Raw data |

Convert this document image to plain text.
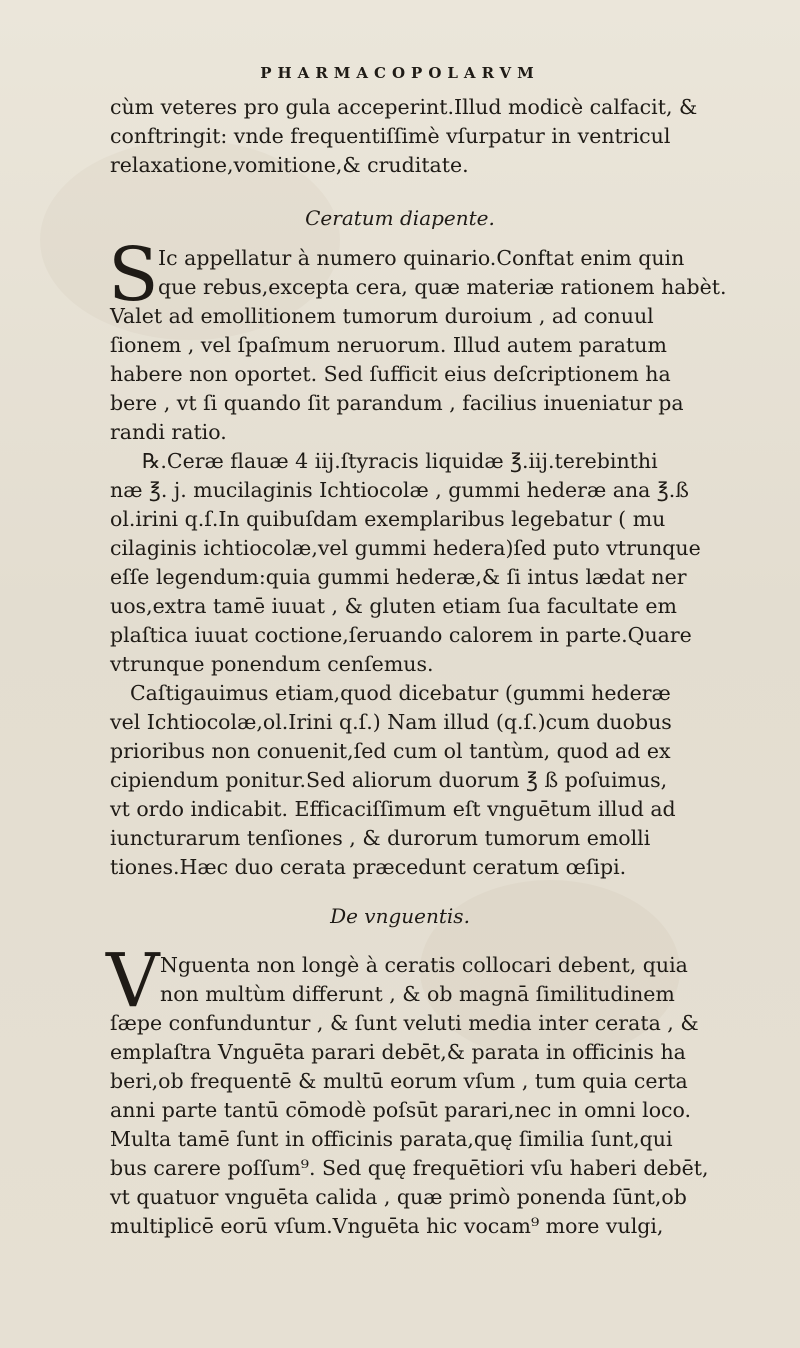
PHARMACOPOLARVM
cùm veteres pro gula acceperint.Illud modicè calfacit, &
conftringit: vnde frequentiſſimè vſurpatur in ventricul
relaxatione,vomitione,& cruditate.
Ceratum diapente.
S Ic appellatur à numero quinario.Conftat enim quin
que rebus,excepta cera, quæ materiæ rationem habèt.
Valet ad emollitionem tumorum duroium , ad conuul
ſionem , vel ſpaſmum neruorum. Illud autem paratum
habere non oportet. Sed ſufficit eius deſcriptionem ha
bere , vt ſi quando ſit parandum , facilius inueniatur pa
randi ratio.
℞.Ceræ flauæ 4 iij.ſtyracis liquidæ ℥.iij.terebinthi
næ ℥. j. mucilaginis Ichtiocolæ , gummi hederæ ana ℥.ß
ol.irini q.ſ.In quibuſdam exemplaribus legebatur ( mu
cilaginis ichtiocolæ,vel gummi hedera)ſed puto vtrunque
eſſe legendum:quia gummi hederæ,& ſi intus lædat ner
uos,extra tamē iuuat , & gluten etiam ſua facultate em
plaſtica iuuat coctione,ſeruando calorem in parte.Quare
vtrunque ponendum cenſemus.
Caſtigauimus etiam,quod dicebatur (gummi hederæ
vel Ichtiocolæ,ol.Irini q.ſ.) Nam illud (q.ſ.)cum duobus
prioribus non conuenit,ſed cum ol tantùm, quod ad ex
cipiendum ponitur.Sed aliorum duorum ℥ ß poſuimus,
vt ordo indicabit. Efficaciſſimum eſt vnguētum illud ad
iuncturarum tenſiones , & durorum tumorum emolli
tiones.Hæc duo cerata præcedunt ceratum œſipi.
De vnguentis.
V Nguenta non longè à ceratis collocari debent, quia
non multùm differunt , & ob magnā ſimilitudinem
ſæpe confunduntur , & ſunt veluti media inter cerata , &
emplaſtra Vnguēta parari debēt,& parata in officinis ha
beri,ob frequentē & multū eorum vſum , tum quia certa
anni parte tantū cōmodè poſsūt parari,nec in omni loco.
Multa tamē ſunt in officinis parata,quę ſimilia ſunt,qui
bus carere poſſum⁹. Sed quę frequētiori vſu haberi debēt,
vt quatuor vnguēta calida , quæ primò ponenda ſūnt,ob
multiplicē eorū vſum.Vnguēta hic vocam⁹ more vulgi,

Action item |
Every line of the listing should be repeated exactly; no picture should appear.

Output of the exercise |
Convert this document image to plain text.
PHARMACOPOLARVM
cùm veteres pro gula acceperint.Illud modicè calfacit, &
conftringit: vnde frequentiſſimè vſurpatur in ventricul
relaxatione,vomitione,& cruditate.
Ceratum diapente.
S Ic appellatur à numero quinario.Conftat enim quin
que rebus,excepta cera, quæ materiæ rationem habèt.
Valet ad emollitionem tumorum duroium , ad conuul
ſionem , vel ſpaſmum neruorum. Illud autem paratum
habere non oportet. Sed ſufficit eius deſcriptionem ha
bere , vt ſi quando ſit parandum , facilius inueniatur pa
randi ratio.
℞.Ceræ flauæ 4 iij.ſtyracis liquidæ ℥.iij.terebinthi
næ ℥. j. mucilaginis Ichtiocolæ , gummi hederæ ana ℥.ß
ol.irini q.ſ.In quibuſdam exemplaribus legebatur ( mu
cilaginis ichtiocolæ,vel gummi hedera)ſed puto vtrunque
eſſe legendum:quia gummi hederæ,& ſi intus lædat ner
uos,extra tamē iuuat , & gluten etiam ſua facultate em
plaſtica iuuat coctione,ſeruando calorem in parte.Quare
vtrunque ponendum cenſemus.
Caſtigauimus etiam,quod dicebatur (gummi hederæ
vel Ichtiocolæ,ol.Irini q.ſ.) Nam illud (q.ſ.)cum duobus
prioribus non conuenit,ſed cum ol tantùm, quod ad ex
cipiendum ponitur.Sed aliorum duorum ℥ ß poſuimus,
vt ordo indicabit. Efficaciſſimum eſt vnguētum illud ad
iuncturarum tenſiones , & durorum tumorum emolli
tiones.Hæc duo cerata præcedunt ceratum œſipi.
De vnguentis.
V Nguenta non longè à ceratis collocari debent, quia
non multùm differunt , & ob magnā ſimilitudinem
ſæpe confunduntur , & ſunt veluti media inter cerata , &
emplaſtra Vnguēta parari debēt,& parata in officinis ha
beri,ob frequentē & multū eorum vſum , tum quia certa
anni parte tantū cōmodè poſsūt parari,nec in omni loco.
Multa tamē ſunt in officinis parata,quę ſimilia ſunt,qui
bus carere poſſum⁹. Sed quę frequētiori vſu haberi debēt,
vt quatuor vnguēta calida , quæ primò ponenda ſūnt,ob
multiplicē eorū vſum.Vnguēta hic vocam⁹ more vulgi,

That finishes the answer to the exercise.